• **Required task**:
Every line that includes the word "title" is to be listed.

• **Source data**:
==================================================

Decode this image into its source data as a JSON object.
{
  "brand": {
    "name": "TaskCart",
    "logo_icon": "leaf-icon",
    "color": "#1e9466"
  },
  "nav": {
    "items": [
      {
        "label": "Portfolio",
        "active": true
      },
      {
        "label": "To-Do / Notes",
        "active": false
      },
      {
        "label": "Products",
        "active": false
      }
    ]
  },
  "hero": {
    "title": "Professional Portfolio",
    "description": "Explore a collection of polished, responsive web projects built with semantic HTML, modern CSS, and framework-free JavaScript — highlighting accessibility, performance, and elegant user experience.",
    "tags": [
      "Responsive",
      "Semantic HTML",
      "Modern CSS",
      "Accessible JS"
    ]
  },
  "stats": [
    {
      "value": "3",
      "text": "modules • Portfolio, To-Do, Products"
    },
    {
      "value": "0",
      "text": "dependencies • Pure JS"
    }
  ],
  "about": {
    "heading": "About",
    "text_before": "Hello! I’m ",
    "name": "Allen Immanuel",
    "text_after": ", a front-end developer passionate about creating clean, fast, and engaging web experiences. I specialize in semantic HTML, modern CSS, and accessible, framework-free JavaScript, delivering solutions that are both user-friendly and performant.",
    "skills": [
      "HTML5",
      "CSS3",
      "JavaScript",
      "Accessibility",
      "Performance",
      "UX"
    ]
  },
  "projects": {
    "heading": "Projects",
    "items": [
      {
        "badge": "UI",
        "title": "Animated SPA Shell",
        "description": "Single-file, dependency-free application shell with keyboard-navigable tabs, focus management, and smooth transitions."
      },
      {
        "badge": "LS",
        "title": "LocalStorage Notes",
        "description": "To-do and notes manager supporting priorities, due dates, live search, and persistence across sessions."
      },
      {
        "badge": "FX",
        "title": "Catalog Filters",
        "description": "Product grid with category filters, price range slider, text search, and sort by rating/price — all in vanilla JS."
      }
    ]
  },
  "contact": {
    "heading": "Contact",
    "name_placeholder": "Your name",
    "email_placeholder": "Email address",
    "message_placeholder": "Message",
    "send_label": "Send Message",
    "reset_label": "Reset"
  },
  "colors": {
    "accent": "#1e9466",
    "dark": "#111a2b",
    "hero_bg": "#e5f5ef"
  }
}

==================================================

• **Complete response**:
    "title": "Professional Portfolio",
        "title": "Animated SPA Shell",
        "title": "LocalStorage Notes",
        "title": "Catalog Filters",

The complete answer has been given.